↓↓↓

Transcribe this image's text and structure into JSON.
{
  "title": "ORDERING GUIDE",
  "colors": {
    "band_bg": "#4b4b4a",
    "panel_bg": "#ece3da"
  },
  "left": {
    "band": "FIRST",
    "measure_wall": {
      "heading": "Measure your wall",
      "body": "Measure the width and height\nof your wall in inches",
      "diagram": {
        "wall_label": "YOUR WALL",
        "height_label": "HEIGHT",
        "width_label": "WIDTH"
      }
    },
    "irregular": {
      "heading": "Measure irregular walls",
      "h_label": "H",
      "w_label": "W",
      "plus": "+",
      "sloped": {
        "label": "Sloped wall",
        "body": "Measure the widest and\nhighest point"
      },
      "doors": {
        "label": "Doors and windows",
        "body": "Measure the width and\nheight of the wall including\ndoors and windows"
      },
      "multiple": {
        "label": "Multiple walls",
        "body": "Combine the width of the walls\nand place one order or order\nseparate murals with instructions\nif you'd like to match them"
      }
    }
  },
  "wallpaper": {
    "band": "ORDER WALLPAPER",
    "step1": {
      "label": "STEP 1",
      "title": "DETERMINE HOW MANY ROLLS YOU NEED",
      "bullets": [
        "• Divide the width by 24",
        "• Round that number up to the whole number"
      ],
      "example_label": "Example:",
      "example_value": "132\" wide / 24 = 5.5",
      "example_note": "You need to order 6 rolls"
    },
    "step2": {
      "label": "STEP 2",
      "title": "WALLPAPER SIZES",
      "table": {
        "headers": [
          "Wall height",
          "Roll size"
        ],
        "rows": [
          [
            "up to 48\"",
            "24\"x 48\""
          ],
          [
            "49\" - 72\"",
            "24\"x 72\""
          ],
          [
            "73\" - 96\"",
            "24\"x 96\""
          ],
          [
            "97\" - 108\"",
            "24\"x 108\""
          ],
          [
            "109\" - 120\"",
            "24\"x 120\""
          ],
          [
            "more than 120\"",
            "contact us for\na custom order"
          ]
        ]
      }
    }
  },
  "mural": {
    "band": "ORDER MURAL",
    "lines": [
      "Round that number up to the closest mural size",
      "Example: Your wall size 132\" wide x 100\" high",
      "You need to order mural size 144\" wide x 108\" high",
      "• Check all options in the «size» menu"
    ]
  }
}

↑↑↑

* _Stated task_
Give the complete listing a second time, exactly as it reads.

* _Response to the task_
Transcribe this image's text and structure into JSON.
{
  "title": "ORDERING GUIDE",
  "colors": {
    "band_bg": "#4b4b4a",
    "panel_bg": "#ece3da"
  },
  "left": {
    "band": "FIRST",
    "measure_wall": {
      "heading": "Measure your wall",
      "body": "Measure the width and height\nof your wall in inches",
      "diagram": {
        "wall_label": "YOUR WALL",
        "height_label": "HEIGHT",
        "width_label": "WIDTH"
      }
    },
    "irregular": {
      "heading": "Measure irregular walls",
      "h_label": "H",
      "w_label": "W",
      "plus": "+",
      "sloped": {
        "label": "Sloped wall",
        "body": "Measure the widest and\nhighest point"
      },
      "doors": {
        "label": "Doors and windows",
        "body": "Measure the width and\nheight of the wall including\ndoors and windows"
      },
      "multiple": {
        "label": "Multiple walls",
        "body": "Combine the width of the walls\nand place one order or order\nseparate murals with instructions\nif you'd like to match them"
      }
    }
  },
  "wallpaper": {
    "band": "ORDER WALLPAPER",
    "step1": {
      "label": "STEP 1",
      "title": "DETERMINE HOW MANY ROLLS YOU NEED",
      "bullets": [
        "• Divide the width by 24",
        "• Round that number up to the whole number"
      ],
      "example_label": "Example:",
      "example_value": "132\" wide / 24 = 5.5",
      "example_note": "You need to order 6 rolls"
    },
    "step2": {
      "label": "STEP 2",
      "title": "WALLPAPER SIZES",
      "table": {
        "headers": [
          "Wall height",
          "Roll size"
        ],
        "rows": [
          [
            "up to 48\"",
            "24\"x 48\""
          ],
          [
            "49\" - 72\"",
            "24\"x 72\""
          ],
          [
            "73\" - 96\"",
            "24\"x 96\""
          ],
          [
            "97\" - 108\"",
            "24\"x 108\""
          ],
          [
            "109\" - 120\"",
            "24\"x 120\""
          ],
          [
            "more than 120\"",
            "contact us for\na custom order"
          ]
        ]
      }
    }
  },
  "mural": {
    "band": "ORDER MURAL",
    "lines": [
      "Round that number up to the closest mural size",
      "Example: Your wall size 132\" wide x 100\" high",
      "You need to order mural size 144\" wide x 108\" high",
      "• Check all options in the «size» menu"
    ]
  }
}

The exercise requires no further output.